Transcribe the records that follow in their entirety, omitting any pictures.

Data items
— START —

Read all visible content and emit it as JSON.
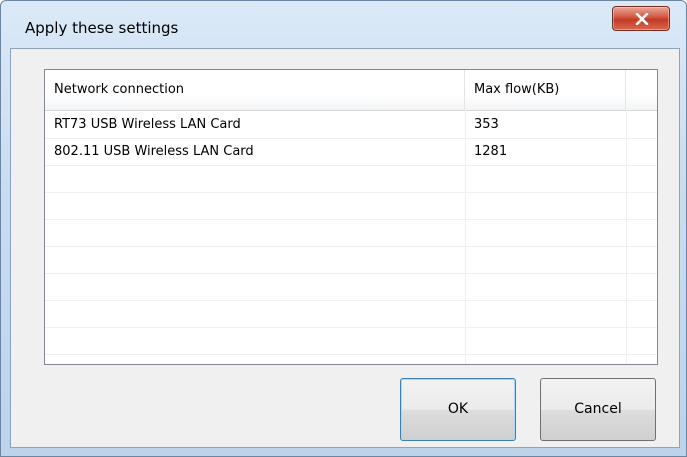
{
  "window": {
    "title": "Apply these settings"
  },
  "table": {
    "columns": [
      "Network connection",
      "Max flow(KB)"
    ],
    "rows": [
      {
        "name": "RT73 USB Wireless LAN Card",
        "max_flow": "353"
      },
      {
        "name": "802.11 USB Wireless LAN Card",
        "max_flow": "1281"
      }
    ]
  },
  "buttons": {
    "ok": "OK",
    "cancel": "Cancel"
  },
  "icons": {
    "close": "close-icon"
  },
  "colors": {
    "close_button": "#c8442f",
    "titlebar": "#c9ddf1"
  }
}
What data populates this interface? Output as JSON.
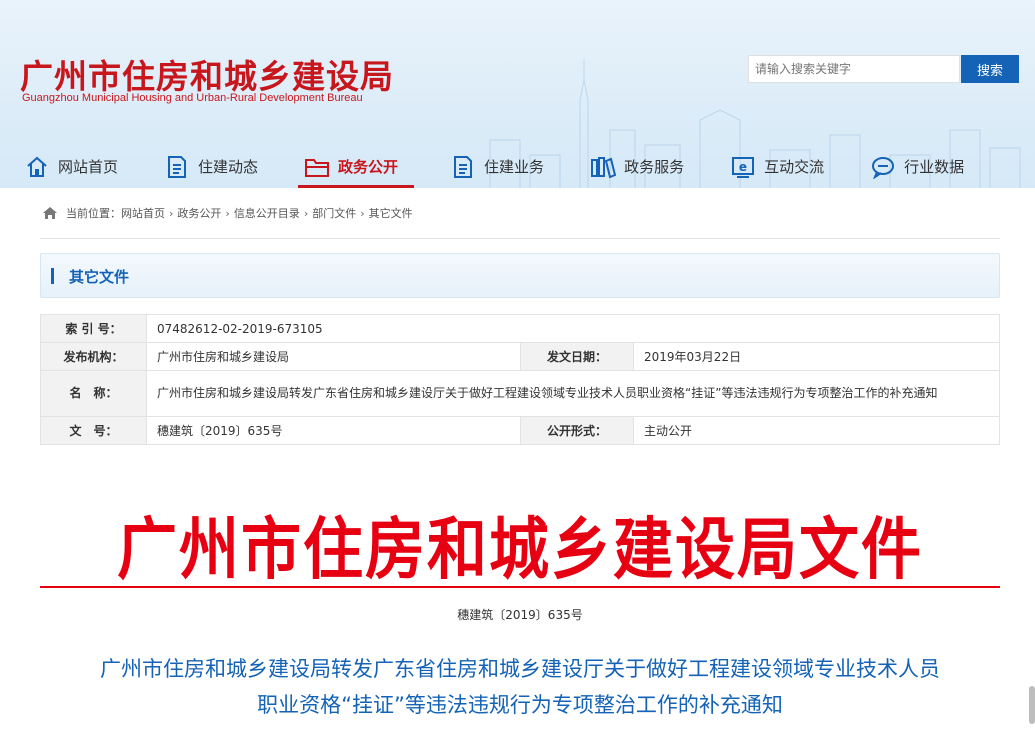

— END —

■ The output
Read all visible content and emit it as JSON.
{
  "window": {
    "title": "Apply these settings"
  },
  "table": {
    "columns": [
      "Network connection",
      "Max flow(KB)"
    ],
    "rows": [
      {
        "name": "RT73 USB Wireless LAN Card",
        "max_flow": "353"
      },
      {
        "name": "802.11 USB Wireless LAN Card",
        "max_flow": "1281"
      }
    ]
  },
  "buttons": {
    "ok": "OK",
    "cancel": "Cancel"
  },
  "icons": {
    "close": "close-icon"
  },
  "colors": {
    "close_button": "#c8442f",
    "titlebar": "#c9ddf1"
  }
}
What data populates this interface? Output as JSON.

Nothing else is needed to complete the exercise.